**Exercise objective**
Select the lines that contain "bekerja" and copy each of them.

**Records for this exercise**
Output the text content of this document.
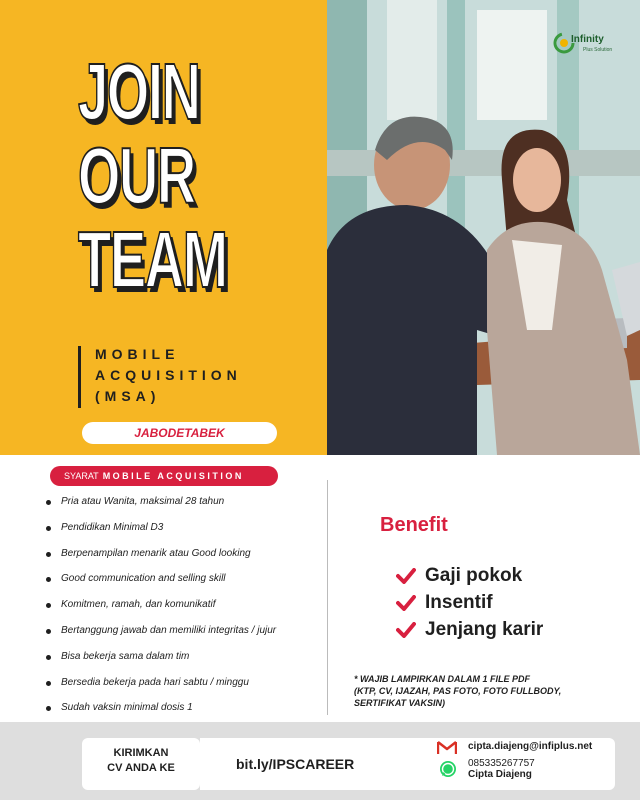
JOIN
OUR
TEAM
MOBILE
ACQUISITION
(MSA)
JABODETABEK
Infinity
Plus Solution
SYARAT MOBILE ACQUISITION
Pria atau Wanita, maksimal 28 tahun
Pendidikan Minimal D3
Berpenampilan menarik atau Good looking
Good communication and selling skill
Komitmen, ramah, dan komunikatif
Bertanggung jawab dan memiliki integritas / jujur
Bisa bekerja sama dalam tim
Bersedia bekerja pada hari sabtu / minggu
Sudah vaksin minimal dosis 1
Benefit
Gaji pokok
Insentif
Jenjang karir
* WAJIB LAMPIRKAN DALAM 1 FILE PDF
(KTP, CV, IJAZAH, PAS FOTO, FOTO FULLBODY,
SERTIFIKAT VAKSIN)
KIRIMKAN
CV ANDA KE	bit.ly/IPSCAREER
cipta.diajeng@infiplus.net
085335267757
Cipta Diajeng
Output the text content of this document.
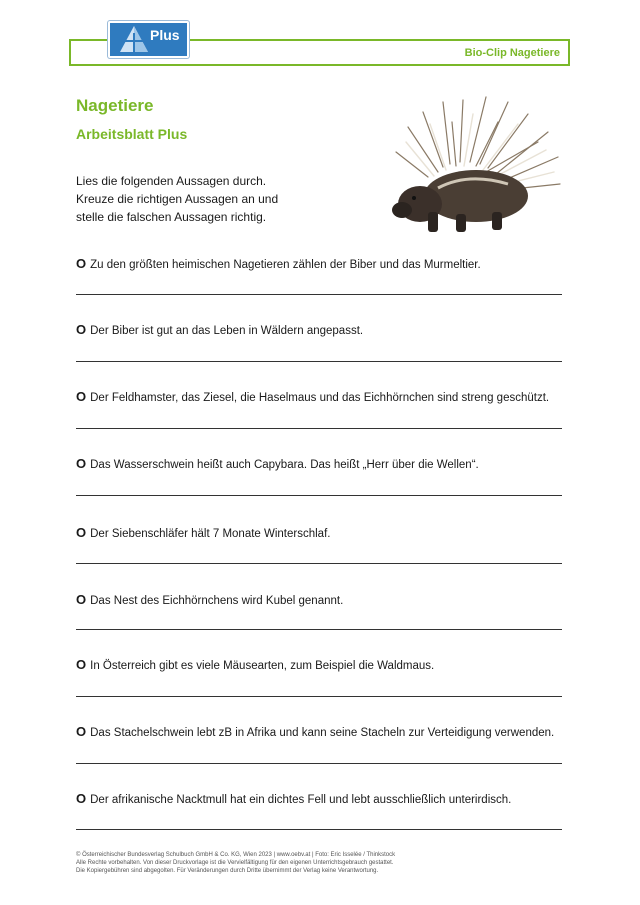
Bio-Clip Nagetiere
Plus
Nagetiere
Arbeitsblatt Plus
Lies die folgenden Aussagen durch.
Kreuze die richtigen Aussagen an und
stelle die falschen Aussagen richtig.
O Zu den größten heimischen Nagetieren zählen der Biber und das Murmeltier.
O Der Biber ist gut an das Leben in Wäldern angepasst.
O Der Feldhamster, das Ziesel, die Haselmaus und das Eichhörnchen sind streng geschützt.
O Das Wasserschwein heißt auch Capybara. Das heißt „Herr über die Wellen“.
O Der Siebenschläfer hält 7 Monate Winterschlaf.
O Das Nest des Eichhörnchens wird Kubel genannt.
O In Österreich gibt es viele Mäusearten, zum Beispiel die Waldmaus.
O Das Stachelschwein lebt zB in Afrika und kann seine Stacheln zur Verteidigung verwenden.
O Der afrikanische Nacktmull hat ein dichtes Fell und lebt ausschließlich unterirdisch.
© Österreichischer Bundesverlag Schulbuch GmbH & Co. KG, Wien 2023 | www.oebv.at | Foto: Eric Isselée / Thinkstock
Alle Rechte vorbehalten. Von dieser Druckvorlage ist die Vervielfältigung für den eigenen Unterrichtsgebrauch gestattet.
Die Kopiergebühren sind abgegolten. Für Veränderungen durch Dritte übernimmt der Verlag keine Verantwortung.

**Solution to the exercise**
Bisa bekerja sama dalam tim
Bersedia bekerja pada hari sabtu / minggu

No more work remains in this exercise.